● **ЗАДАНИЕ A**
Согласуются ли с приведенной ниже статьей о символистской критике утверждения (i) «Марксистские критики послереволюционной поры продолжали выделять в литературном процессе „классовых самородков“», (ii) «Русское литературоведение как дисциплина возникло задолго до символистской критики» и (iii) «Академическая история литературы избежала „смены вех“»? На каждое ответьте «да» или «нет», подкрепив ответ точной цитатой из статьи.

● **СТАТЬЯ**
* * * *

Но вернёмся к символистской критике. Она в своей совокупности сформировала весь комплекс проблем, которыми стало заниматься русское литературоведение, которое как дисциплина возникло либо чуть-чуть позже, чем эта критика, либо уже через несколько лет после её расцвета. Более того, даже академическая история литературы не избежала той «смены вех», которую произвела писательская литературоведческая и экзистенциальная критика начала XX века.
Приведу один пример такой «смены вех». Народническое литературоведение школы Пыпина, относясь к литературному процессу начала XX века, видело в нём как нечто важное и принципиальное смену социальных «площадок» литературы — после дворянской и разночинской литературы XIX века появляются настоящие писатели «из народа», такие как Максим Горький, а вслед за ним А. Серафимович, поэт А. Скиталец и т. п. Следуя этой линии, марксистские критики послереволюционной поры (П. С. Коган, В. М. Фриче), при всей их нелюбви к народничеству, продолжают выделять в литературном процессе таких «классовых самородков», вроде того же А. Серафимовича, Ф. Гладкова и др. Далее, однако, стрелка литературного компаса сдвигается в сторону каких-то более внутрипоэтических ценностей, и это при всей важности принципа идейности. Эти внутрипоэтические ценности являлись тем скрытым драгоценным ядром, которое пытались найти в литературе, в поэзии творцы, принадлежавшие к символистскому направлению.

* * * *

● **СТРОКИ НАБОРА ДАННЫХ**
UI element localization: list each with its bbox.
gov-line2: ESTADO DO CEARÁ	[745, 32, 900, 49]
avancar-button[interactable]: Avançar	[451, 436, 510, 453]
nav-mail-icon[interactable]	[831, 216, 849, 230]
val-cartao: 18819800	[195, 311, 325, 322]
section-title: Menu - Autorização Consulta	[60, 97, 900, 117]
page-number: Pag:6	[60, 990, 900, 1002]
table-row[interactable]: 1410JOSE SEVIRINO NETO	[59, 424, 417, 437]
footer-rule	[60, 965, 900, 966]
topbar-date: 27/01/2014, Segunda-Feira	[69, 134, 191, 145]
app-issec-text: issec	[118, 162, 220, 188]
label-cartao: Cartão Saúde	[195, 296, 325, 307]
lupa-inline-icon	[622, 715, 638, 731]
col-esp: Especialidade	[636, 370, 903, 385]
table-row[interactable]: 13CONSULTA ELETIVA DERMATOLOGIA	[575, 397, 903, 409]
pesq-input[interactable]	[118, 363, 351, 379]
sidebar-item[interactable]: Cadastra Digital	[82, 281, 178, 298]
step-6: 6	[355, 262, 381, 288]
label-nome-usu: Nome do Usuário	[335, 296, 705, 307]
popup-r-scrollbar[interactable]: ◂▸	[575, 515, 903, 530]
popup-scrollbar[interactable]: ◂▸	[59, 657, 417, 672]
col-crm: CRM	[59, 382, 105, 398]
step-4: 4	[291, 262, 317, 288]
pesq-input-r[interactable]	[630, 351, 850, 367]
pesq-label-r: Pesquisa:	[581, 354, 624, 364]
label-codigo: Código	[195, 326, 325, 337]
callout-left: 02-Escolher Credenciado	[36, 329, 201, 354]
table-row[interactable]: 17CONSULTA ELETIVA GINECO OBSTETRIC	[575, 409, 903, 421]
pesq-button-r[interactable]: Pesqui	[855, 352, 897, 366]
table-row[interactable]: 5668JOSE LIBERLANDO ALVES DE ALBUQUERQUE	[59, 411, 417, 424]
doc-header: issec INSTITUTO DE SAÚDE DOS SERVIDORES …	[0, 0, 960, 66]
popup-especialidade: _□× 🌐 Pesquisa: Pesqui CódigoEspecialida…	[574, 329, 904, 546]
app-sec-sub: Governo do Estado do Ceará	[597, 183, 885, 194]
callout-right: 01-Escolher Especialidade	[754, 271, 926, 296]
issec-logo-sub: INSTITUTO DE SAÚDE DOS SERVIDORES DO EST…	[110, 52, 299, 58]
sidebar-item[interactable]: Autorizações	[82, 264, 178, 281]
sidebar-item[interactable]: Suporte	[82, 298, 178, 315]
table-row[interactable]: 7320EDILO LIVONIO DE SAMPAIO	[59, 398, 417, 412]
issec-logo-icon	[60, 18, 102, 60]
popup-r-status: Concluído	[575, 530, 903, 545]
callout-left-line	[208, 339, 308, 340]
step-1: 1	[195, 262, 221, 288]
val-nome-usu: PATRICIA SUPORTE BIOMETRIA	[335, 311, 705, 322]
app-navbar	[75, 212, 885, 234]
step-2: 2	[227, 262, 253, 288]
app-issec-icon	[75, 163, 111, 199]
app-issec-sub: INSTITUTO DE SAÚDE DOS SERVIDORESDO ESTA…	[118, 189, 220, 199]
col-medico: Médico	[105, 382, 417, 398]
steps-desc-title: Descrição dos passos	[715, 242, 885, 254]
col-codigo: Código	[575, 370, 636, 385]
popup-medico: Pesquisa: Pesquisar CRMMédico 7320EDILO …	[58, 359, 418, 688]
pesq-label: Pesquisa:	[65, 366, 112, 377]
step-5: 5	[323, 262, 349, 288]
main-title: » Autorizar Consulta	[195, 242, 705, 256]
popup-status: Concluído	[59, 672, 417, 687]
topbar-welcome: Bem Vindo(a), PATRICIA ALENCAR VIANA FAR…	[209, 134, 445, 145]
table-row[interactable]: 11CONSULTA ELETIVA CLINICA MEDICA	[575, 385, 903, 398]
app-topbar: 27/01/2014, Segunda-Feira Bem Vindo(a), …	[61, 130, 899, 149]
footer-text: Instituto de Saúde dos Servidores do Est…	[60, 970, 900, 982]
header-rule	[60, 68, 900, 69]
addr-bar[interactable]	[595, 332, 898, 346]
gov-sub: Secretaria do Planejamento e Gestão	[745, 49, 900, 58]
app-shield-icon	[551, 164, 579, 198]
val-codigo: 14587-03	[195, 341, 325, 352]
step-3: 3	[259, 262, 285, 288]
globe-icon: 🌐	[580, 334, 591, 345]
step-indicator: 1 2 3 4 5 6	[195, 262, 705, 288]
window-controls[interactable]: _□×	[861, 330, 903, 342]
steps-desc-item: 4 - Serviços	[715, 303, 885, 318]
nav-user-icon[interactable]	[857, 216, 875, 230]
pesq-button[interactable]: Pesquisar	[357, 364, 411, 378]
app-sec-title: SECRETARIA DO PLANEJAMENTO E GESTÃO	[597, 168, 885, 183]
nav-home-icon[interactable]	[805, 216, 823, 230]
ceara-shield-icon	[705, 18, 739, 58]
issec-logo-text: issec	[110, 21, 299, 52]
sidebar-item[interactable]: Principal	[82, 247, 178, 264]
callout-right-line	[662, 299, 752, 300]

* * * *

● **ЗАДАНИЕ B**
Верни все строки, в которых встречается слово «text». Учитывай регистр букв.

● **РЕЗУЛЬТАТ ЗАДАНИЯ A**
(i) Да: «продолжают выделять в литературном процессе таких «классовых самородков», вроде того же А. Серафимовича, Ф. Гладкова и др.»
(ii) Нет: «возникло либо чуть-чуть позже, чем эта критика, либо уже через несколько лет после её расцвета»
(iii) Нет: «даже академическая история литературы не избежала той «смены вех»»

● **РЕЗУЛЬТАТ ЗАДАНИЯ B**
app-issec-text: issec	[118, 162, 220, 188]
footer-text: Instituto de Saúde dos Servidores do Est…	[60, 970, 900, 982]
issec-logo-text: issec	[110, 21, 299, 52]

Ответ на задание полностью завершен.